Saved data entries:
——

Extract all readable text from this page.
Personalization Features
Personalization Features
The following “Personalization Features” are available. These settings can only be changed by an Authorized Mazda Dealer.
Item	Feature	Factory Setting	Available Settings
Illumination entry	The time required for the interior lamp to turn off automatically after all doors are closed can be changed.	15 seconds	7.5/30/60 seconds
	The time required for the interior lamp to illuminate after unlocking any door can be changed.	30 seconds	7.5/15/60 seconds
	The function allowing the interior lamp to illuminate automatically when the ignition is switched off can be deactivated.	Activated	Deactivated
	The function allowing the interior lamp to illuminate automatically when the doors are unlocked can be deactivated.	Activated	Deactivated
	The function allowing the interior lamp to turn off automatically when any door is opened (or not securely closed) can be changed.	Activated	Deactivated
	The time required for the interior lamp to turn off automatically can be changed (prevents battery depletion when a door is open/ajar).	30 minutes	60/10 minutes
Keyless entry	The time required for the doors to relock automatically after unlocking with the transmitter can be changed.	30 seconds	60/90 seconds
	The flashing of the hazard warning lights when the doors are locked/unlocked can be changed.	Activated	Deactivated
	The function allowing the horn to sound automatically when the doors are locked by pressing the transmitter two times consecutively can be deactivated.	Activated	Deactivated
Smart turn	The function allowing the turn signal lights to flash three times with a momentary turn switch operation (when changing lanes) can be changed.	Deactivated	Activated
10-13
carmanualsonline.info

——

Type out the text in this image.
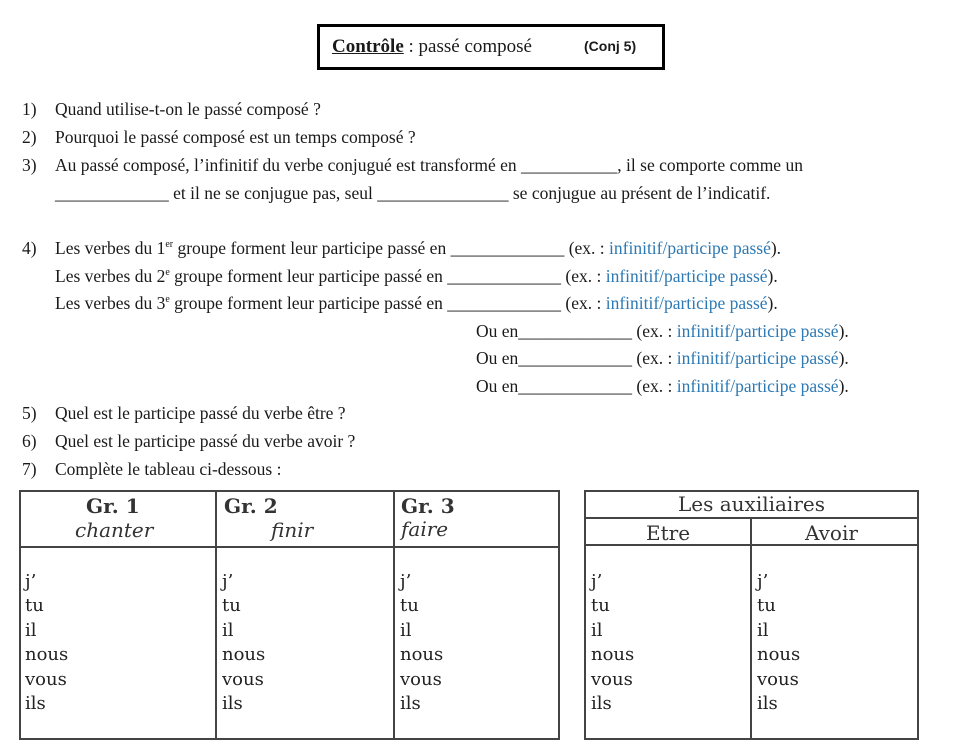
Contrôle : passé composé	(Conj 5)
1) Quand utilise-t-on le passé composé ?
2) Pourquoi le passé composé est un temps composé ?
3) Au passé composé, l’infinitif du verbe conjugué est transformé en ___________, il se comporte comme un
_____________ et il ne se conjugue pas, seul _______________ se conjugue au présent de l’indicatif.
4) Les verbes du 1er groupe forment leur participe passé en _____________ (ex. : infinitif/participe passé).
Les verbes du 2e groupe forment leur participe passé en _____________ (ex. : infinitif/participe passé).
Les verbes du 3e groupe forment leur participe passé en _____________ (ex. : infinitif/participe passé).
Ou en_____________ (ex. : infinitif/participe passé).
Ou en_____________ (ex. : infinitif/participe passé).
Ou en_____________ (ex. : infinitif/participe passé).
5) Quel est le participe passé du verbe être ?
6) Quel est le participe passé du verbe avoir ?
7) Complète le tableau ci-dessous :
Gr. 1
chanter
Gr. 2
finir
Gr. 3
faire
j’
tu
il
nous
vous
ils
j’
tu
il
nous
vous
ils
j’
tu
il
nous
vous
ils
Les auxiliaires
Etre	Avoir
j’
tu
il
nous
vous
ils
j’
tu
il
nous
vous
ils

——

- _GOAL OF THE EXERCISE_:
Filter the listing above for the string "with" and copy every matching line.

- _SOLUTION TO THIS TASK_:
Keyless entry	The time required for the doors to relock automatically after unlocking with the transmitter can be changed.	30 seconds	60/90 seconds
Smart turn	The function allowing the turn signal lights to flash three times with a momentary turn switch operation (when changing lanes) can be changed.	Deactivated	Activated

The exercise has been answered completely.